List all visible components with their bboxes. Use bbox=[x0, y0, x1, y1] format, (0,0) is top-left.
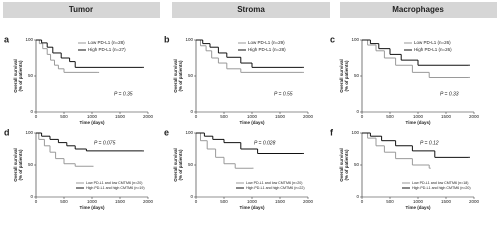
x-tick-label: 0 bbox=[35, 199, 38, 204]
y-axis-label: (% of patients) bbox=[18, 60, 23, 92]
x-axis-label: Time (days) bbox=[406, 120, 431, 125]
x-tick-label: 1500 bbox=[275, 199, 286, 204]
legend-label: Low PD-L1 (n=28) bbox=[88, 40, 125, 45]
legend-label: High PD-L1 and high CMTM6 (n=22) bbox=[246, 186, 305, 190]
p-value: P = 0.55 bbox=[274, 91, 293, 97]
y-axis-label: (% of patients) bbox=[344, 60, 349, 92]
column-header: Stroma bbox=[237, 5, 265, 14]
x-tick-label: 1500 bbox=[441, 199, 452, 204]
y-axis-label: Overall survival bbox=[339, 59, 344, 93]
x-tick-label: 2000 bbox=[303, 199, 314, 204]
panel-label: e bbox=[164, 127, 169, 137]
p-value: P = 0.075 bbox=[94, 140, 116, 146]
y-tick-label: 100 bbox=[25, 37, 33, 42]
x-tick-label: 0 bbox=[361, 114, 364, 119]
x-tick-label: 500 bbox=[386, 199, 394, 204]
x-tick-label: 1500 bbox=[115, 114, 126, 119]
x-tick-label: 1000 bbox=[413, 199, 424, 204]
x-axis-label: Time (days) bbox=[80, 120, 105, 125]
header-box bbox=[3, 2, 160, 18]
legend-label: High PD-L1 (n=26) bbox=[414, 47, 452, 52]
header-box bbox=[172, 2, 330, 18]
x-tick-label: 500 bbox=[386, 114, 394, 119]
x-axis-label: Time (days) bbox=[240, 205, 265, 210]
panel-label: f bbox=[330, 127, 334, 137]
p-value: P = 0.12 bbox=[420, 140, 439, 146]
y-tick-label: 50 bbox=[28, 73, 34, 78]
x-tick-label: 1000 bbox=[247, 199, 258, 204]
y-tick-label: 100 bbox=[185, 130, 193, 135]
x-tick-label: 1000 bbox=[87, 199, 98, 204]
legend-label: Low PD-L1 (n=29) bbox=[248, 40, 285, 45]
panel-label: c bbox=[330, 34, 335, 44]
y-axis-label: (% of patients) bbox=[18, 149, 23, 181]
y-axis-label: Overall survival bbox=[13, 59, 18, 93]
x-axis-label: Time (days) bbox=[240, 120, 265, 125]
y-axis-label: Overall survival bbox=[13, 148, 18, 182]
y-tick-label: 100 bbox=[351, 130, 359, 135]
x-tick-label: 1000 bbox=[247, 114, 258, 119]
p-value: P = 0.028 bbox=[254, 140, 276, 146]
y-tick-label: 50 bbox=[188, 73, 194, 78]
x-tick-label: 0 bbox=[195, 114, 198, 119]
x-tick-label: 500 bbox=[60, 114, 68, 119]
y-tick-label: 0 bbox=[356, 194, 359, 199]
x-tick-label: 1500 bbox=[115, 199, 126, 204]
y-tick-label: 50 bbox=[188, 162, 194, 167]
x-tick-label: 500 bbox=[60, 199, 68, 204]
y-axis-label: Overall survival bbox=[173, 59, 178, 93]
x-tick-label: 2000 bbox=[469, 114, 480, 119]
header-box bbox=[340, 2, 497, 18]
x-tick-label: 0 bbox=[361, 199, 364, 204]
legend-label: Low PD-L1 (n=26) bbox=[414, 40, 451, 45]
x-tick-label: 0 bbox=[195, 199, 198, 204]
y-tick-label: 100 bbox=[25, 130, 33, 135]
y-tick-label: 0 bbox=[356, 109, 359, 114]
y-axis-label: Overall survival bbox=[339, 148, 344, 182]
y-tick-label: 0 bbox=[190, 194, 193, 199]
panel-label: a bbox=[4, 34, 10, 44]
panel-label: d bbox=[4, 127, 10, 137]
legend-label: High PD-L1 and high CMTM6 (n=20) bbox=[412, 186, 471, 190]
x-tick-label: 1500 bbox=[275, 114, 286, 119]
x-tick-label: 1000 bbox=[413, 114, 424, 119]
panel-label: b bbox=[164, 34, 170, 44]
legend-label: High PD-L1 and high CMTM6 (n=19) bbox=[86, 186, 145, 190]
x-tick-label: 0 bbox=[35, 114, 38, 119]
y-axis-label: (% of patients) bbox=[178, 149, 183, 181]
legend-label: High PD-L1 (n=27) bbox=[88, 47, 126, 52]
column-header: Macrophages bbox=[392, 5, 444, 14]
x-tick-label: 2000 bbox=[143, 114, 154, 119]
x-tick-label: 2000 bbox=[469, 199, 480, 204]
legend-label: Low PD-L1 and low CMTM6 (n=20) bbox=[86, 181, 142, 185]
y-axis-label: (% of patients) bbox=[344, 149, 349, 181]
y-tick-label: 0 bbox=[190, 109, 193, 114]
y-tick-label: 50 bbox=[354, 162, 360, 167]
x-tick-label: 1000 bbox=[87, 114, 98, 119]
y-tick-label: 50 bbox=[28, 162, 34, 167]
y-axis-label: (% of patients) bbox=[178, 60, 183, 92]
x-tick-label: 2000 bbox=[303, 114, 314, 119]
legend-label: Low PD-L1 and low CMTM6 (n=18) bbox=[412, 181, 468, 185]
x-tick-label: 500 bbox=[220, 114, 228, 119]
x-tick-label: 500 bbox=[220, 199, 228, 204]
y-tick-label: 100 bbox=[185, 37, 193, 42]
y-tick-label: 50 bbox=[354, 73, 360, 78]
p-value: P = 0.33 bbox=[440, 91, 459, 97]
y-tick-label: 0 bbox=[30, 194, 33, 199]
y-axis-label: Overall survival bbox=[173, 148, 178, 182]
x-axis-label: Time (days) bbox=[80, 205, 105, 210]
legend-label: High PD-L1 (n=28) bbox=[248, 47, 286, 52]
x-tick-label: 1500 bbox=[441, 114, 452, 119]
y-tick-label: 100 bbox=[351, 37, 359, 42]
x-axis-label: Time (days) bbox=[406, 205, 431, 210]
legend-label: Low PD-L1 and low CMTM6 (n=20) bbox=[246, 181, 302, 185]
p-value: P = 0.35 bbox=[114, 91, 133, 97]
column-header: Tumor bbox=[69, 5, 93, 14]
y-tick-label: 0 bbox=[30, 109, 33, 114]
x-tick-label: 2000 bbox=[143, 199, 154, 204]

-=-=-=-=-

**Your instructions**
For each record above, write out its text exactly and skip any picture.

**Response area**
List all visible components with their bboxes. Use bbox=[x0, y0, x1, y1] format, (0,0) is top-left.
x-tick-label: 0 bbox=[35, 199, 38, 204]
y-axis-label: (% of patients) bbox=[18, 60, 23, 92]
x-axis-label: Time (days) bbox=[406, 120, 431, 125]
x-tick-label: 1500 bbox=[275, 199, 286, 204]
legend-label: Low PD-L1 (n=28) bbox=[88, 40, 125, 45]
legend-label: High PD-L1 and high CMTM6 (n=22) bbox=[246, 186, 305, 190]
p-value: P = 0.55 bbox=[274, 91, 293, 97]
y-axis-label: (% of patients) bbox=[344, 60, 349, 92]
column-header: Stroma bbox=[237, 5, 265, 14]
x-tick-label: 1500 bbox=[441, 199, 452, 204]
y-axis-label: Overall survival bbox=[339, 59, 344, 93]
x-tick-label: 2000 bbox=[303, 199, 314, 204]
panel-label: e bbox=[164, 127, 169, 137]
p-value: P = 0.075 bbox=[94, 140, 116, 146]
y-tick-label: 100 bbox=[25, 37, 33, 42]
x-tick-label: 0 bbox=[361, 114, 364, 119]
x-tick-label: 500 bbox=[386, 199, 394, 204]
x-tick-label: 1500 bbox=[115, 114, 126, 119]
x-tick-label: 1000 bbox=[413, 199, 424, 204]
x-axis-label: Time (days) bbox=[80, 120, 105, 125]
header-box bbox=[3, 2, 160, 18]
legend-label: High PD-L1 (n=26) bbox=[414, 47, 452, 52]
header-box bbox=[172, 2, 330, 18]
x-tick-label: 500 bbox=[386, 114, 394, 119]
x-axis-label: Time (days) bbox=[240, 205, 265, 210]
panel-label: f bbox=[330, 127, 334, 137]
p-value: P = 0.12 bbox=[420, 140, 439, 146]
y-tick-label: 50 bbox=[28, 73, 34, 78]
x-tick-label: 1000 bbox=[247, 199, 258, 204]
y-tick-label: 100 bbox=[185, 130, 193, 135]
x-tick-label: 1000 bbox=[87, 199, 98, 204]
legend-label: Low PD-L1 (n=29) bbox=[248, 40, 285, 45]
panel-label: c bbox=[330, 34, 335, 44]
y-axis-label: (% of patients) bbox=[18, 149, 23, 181]
y-axis-label: Overall survival bbox=[13, 59, 18, 93]
x-axis-label: Time (days) bbox=[240, 120, 265, 125]
y-axis-label: Overall survival bbox=[13, 148, 18, 182]
y-tick-label: 100 bbox=[351, 130, 359, 135]
x-tick-label: 1000 bbox=[247, 114, 258, 119]
p-value: P = 0.028 bbox=[254, 140, 276, 146]
y-tick-label: 50 bbox=[188, 73, 194, 78]
x-tick-label: 0 bbox=[195, 114, 198, 119]
x-tick-label: 500 bbox=[60, 114, 68, 119]
y-tick-label: 0 bbox=[356, 194, 359, 199]
x-tick-label: 1500 bbox=[115, 199, 126, 204]
y-tick-label: 50 bbox=[188, 162, 194, 167]
x-tick-label: 500 bbox=[60, 199, 68, 204]
y-axis-label: Overall survival bbox=[173, 59, 178, 93]
x-tick-label: 2000 bbox=[469, 114, 480, 119]
header-box bbox=[340, 2, 497, 18]
x-tick-label: 0 bbox=[361, 199, 364, 204]
legend-label: Low PD-L1 (n=26) bbox=[414, 40, 451, 45]
x-tick-label: 0 bbox=[195, 199, 198, 204]
y-tick-label: 100 bbox=[25, 130, 33, 135]
y-tick-label: 0 bbox=[356, 109, 359, 114]
y-axis-label: Overall survival bbox=[339, 148, 344, 182]
y-tick-label: 0 bbox=[190, 194, 193, 199]
panel-label: a bbox=[4, 34, 10, 44]
panel-label: d bbox=[4, 127, 10, 137]
legend-label: High PD-L1 and high CMTM6 (n=20) bbox=[412, 186, 471, 190]
x-tick-label: 1500 bbox=[275, 114, 286, 119]
x-tick-label: 1000 bbox=[413, 114, 424, 119]
panel-label: b bbox=[164, 34, 170, 44]
legend-label: High PD-L1 and high CMTM6 (n=19) bbox=[86, 186, 145, 190]
x-tick-label: 0 bbox=[35, 114, 38, 119]
y-axis-label: (% of patients) bbox=[178, 149, 183, 181]
legend-label: High PD-L1 (n=27) bbox=[88, 47, 126, 52]
column-header: Macrophages bbox=[392, 5, 444, 14]
x-tick-label: 2000 bbox=[143, 114, 154, 119]
x-tick-label: 2000 bbox=[469, 199, 480, 204]
legend-label: Low PD-L1 and low CMTM6 (n=20) bbox=[86, 181, 142, 185]
y-axis-label: (% of patients) bbox=[344, 149, 349, 181]
y-tick-label: 0 bbox=[190, 109, 193, 114]
y-tick-label: 50 bbox=[354, 162, 360, 167]
x-tick-label: 1000 bbox=[87, 114, 98, 119]
y-tick-label: 50 bbox=[28, 162, 34, 167]
y-axis-label: (% of patients) bbox=[178, 60, 183, 92]
x-tick-label: 2000 bbox=[303, 114, 314, 119]
legend-label: Low PD-L1 and low CMTM6 (n=18) bbox=[412, 181, 468, 185]
x-tick-label: 500 bbox=[220, 114, 228, 119]
x-tick-label: 500 bbox=[220, 199, 228, 204]
y-tick-label: 100 bbox=[185, 37, 193, 42]
y-tick-label: 50 bbox=[354, 73, 360, 78]
p-value: P = 0.33 bbox=[440, 91, 459, 97]
y-tick-label: 0 bbox=[30, 194, 33, 199]
y-axis-label: Overall survival bbox=[173, 148, 178, 182]
x-axis-label: Time (days) bbox=[80, 205, 105, 210]
legend-label: High PD-L1 (n=28) bbox=[248, 47, 286, 52]
x-tick-label: 1500 bbox=[441, 114, 452, 119]
y-tick-label: 100 bbox=[351, 37, 359, 42]
x-axis-label: Time (days) bbox=[406, 205, 431, 210]
legend-label: Low PD-L1 and low CMTM6 (n=20) bbox=[246, 181, 302, 185]
p-value: P = 0.35 bbox=[114, 91, 133, 97]
column-header: Tumor bbox=[69, 5, 93, 14]
y-tick-label: 0 bbox=[30, 109, 33, 114]
x-tick-label: 2000 bbox=[143, 199, 154, 204]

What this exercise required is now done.